* _ROWS_
------------------------------------

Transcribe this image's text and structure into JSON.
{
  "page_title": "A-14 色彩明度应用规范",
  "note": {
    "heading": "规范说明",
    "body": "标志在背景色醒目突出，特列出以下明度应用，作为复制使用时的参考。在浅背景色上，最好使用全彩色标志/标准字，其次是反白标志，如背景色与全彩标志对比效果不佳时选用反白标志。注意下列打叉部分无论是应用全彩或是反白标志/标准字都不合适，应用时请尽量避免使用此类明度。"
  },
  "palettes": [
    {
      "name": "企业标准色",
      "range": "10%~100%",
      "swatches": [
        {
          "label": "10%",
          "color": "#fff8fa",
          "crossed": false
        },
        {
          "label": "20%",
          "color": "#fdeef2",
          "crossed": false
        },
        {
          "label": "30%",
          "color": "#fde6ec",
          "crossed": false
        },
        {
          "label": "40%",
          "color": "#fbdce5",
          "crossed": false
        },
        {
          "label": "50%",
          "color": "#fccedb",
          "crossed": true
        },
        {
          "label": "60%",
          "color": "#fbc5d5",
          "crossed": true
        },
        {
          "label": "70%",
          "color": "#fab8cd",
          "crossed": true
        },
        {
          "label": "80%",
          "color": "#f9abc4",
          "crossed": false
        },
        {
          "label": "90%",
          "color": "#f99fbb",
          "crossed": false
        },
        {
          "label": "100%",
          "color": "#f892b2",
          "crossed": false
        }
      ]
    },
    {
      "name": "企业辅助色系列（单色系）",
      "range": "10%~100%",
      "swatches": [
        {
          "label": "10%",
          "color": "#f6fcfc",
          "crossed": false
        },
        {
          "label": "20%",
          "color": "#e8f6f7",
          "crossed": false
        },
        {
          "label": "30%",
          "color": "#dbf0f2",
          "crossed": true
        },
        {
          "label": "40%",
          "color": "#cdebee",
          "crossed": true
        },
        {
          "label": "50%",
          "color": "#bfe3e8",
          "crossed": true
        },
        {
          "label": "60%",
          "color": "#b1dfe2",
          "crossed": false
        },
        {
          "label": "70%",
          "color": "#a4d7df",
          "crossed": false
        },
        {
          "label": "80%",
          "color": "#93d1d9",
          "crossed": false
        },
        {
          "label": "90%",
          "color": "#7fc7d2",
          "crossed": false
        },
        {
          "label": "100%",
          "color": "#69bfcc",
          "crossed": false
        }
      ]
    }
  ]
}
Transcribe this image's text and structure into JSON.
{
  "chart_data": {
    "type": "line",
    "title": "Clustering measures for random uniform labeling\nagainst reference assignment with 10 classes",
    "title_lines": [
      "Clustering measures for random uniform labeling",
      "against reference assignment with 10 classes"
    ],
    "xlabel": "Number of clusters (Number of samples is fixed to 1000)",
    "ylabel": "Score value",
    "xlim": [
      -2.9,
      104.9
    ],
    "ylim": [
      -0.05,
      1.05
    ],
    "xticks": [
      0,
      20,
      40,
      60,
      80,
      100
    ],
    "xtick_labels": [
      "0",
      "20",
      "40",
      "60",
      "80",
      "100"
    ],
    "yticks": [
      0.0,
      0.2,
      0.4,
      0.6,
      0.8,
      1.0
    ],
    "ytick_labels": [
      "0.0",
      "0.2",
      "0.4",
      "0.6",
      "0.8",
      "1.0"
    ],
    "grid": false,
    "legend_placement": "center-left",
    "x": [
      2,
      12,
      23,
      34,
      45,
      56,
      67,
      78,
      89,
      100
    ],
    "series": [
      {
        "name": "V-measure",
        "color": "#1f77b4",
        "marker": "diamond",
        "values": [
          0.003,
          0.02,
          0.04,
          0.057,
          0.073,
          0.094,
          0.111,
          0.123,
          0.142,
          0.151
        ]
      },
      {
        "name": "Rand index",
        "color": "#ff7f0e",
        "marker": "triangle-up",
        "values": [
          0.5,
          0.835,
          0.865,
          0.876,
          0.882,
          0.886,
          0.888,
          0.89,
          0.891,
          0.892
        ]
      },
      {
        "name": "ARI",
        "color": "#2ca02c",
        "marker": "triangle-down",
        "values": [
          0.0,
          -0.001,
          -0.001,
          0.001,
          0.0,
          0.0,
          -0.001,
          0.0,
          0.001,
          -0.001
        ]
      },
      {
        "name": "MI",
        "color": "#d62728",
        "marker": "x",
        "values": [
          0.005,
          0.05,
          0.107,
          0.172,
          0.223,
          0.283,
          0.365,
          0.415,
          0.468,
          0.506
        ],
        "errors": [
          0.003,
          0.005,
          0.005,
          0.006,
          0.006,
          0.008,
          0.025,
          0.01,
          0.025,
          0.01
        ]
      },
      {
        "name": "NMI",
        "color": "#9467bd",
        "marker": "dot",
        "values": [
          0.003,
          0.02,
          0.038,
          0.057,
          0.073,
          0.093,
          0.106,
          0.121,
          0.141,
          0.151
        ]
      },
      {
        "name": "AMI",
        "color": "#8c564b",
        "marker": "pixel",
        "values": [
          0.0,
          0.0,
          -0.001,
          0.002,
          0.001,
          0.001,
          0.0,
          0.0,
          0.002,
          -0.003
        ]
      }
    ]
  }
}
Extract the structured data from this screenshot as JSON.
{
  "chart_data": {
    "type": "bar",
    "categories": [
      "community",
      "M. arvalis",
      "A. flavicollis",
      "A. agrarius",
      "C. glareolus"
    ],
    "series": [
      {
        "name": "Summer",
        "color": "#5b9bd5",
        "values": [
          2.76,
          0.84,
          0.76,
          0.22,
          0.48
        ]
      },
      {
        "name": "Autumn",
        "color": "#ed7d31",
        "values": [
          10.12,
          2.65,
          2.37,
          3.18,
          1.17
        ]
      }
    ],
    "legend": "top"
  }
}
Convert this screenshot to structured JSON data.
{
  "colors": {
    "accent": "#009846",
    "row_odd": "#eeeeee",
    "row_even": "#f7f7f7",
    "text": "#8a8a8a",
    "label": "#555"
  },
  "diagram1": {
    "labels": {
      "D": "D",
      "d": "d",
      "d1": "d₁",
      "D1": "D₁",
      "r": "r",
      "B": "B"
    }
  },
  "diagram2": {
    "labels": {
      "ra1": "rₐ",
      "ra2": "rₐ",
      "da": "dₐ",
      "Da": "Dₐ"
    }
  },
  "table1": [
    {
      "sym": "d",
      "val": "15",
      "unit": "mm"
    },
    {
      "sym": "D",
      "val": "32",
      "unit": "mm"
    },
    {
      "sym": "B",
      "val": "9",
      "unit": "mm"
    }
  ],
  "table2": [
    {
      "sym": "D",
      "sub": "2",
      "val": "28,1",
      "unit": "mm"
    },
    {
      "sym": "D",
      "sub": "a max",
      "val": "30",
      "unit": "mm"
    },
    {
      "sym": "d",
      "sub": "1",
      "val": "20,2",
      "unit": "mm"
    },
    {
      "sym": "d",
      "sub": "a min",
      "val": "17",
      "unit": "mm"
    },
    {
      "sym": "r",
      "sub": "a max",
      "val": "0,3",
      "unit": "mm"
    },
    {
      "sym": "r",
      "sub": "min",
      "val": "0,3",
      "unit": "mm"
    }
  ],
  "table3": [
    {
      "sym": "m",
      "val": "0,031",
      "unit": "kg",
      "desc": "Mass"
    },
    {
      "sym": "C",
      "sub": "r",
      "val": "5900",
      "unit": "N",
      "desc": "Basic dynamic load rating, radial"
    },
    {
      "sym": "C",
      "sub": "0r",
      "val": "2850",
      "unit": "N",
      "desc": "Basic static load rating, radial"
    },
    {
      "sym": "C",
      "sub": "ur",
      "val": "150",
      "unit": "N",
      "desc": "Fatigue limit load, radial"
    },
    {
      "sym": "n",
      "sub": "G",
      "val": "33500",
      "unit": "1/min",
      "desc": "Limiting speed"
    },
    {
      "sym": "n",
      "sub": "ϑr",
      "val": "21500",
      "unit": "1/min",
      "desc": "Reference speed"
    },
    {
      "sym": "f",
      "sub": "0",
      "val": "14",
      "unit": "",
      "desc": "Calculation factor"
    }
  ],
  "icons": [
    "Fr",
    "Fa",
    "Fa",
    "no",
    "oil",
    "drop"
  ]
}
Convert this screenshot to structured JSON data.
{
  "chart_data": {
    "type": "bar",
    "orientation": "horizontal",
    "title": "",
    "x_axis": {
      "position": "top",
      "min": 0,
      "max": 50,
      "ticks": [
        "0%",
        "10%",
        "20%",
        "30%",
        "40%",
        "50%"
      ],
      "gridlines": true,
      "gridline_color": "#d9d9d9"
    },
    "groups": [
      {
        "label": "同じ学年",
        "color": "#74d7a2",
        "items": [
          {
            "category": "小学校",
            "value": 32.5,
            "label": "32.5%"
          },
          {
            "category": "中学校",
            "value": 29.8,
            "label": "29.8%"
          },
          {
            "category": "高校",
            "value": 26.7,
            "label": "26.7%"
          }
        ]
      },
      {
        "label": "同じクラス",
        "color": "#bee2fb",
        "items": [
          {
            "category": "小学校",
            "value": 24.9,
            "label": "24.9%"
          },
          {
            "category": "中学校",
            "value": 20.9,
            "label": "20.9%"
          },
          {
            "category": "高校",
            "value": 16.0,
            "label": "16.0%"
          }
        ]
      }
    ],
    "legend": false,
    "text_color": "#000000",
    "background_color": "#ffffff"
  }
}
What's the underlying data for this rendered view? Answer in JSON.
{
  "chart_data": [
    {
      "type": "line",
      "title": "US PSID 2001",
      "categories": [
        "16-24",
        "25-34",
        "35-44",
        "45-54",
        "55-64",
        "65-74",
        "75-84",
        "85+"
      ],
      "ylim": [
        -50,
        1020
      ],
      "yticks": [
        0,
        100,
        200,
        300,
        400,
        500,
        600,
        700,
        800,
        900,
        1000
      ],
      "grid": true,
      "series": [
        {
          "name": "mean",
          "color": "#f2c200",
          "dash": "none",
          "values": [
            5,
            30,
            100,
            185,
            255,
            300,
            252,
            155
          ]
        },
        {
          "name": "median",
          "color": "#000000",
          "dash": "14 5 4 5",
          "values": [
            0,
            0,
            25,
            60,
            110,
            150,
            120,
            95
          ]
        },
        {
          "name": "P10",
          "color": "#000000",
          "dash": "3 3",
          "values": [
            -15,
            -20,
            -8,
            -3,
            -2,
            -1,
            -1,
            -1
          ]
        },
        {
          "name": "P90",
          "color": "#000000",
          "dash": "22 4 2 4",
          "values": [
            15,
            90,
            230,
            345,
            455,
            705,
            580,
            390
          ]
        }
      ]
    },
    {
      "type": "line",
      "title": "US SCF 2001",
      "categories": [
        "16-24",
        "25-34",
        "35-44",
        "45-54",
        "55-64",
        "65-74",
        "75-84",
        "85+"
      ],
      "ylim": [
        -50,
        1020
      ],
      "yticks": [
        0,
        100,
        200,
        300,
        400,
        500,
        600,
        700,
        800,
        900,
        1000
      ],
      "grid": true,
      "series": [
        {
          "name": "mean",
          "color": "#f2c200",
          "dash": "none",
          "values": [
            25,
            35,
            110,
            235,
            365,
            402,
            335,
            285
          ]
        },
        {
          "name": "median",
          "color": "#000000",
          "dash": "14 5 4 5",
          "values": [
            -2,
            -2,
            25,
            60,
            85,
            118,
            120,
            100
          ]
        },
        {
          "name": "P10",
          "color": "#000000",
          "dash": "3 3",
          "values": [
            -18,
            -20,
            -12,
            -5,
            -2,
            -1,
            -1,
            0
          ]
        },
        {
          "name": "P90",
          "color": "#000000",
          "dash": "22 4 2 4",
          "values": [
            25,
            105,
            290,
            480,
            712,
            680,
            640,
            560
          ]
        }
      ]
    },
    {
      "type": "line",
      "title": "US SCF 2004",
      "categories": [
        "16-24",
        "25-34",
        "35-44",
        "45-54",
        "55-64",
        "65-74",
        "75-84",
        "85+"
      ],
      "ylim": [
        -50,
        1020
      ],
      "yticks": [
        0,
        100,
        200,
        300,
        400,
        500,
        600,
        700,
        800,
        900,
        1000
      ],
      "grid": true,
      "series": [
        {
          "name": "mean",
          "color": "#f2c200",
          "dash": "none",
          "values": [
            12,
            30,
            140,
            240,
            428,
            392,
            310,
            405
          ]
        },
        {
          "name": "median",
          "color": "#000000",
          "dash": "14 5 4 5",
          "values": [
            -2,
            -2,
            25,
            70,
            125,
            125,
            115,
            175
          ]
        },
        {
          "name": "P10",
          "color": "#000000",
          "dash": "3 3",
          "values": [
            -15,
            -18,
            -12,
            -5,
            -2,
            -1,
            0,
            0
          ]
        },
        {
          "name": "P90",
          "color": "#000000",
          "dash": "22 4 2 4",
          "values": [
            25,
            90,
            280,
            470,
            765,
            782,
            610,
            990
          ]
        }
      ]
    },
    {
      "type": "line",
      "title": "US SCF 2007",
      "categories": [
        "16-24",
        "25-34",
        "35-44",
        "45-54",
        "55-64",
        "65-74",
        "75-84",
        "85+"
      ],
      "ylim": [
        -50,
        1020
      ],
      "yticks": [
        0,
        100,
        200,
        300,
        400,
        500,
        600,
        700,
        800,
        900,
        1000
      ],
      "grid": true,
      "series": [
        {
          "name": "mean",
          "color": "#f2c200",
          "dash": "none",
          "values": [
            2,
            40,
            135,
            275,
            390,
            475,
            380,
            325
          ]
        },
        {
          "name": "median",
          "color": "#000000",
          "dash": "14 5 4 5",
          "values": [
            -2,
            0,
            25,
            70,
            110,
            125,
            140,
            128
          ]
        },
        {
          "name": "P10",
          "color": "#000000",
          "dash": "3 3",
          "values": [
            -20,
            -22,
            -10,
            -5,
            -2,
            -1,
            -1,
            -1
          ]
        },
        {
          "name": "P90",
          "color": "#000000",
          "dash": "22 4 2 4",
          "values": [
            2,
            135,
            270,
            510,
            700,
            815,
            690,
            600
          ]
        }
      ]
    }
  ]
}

------------------------------------

* _DIRECTIVE_
Using the listing above, pull out all lines that hold the word "radial".

* _FULL OUTPUT_
      "desc": "Basic dynamic load rating, radial"
      "desc": "Basic static load rating, radial"
      "desc": "Fatigue limit load, radial"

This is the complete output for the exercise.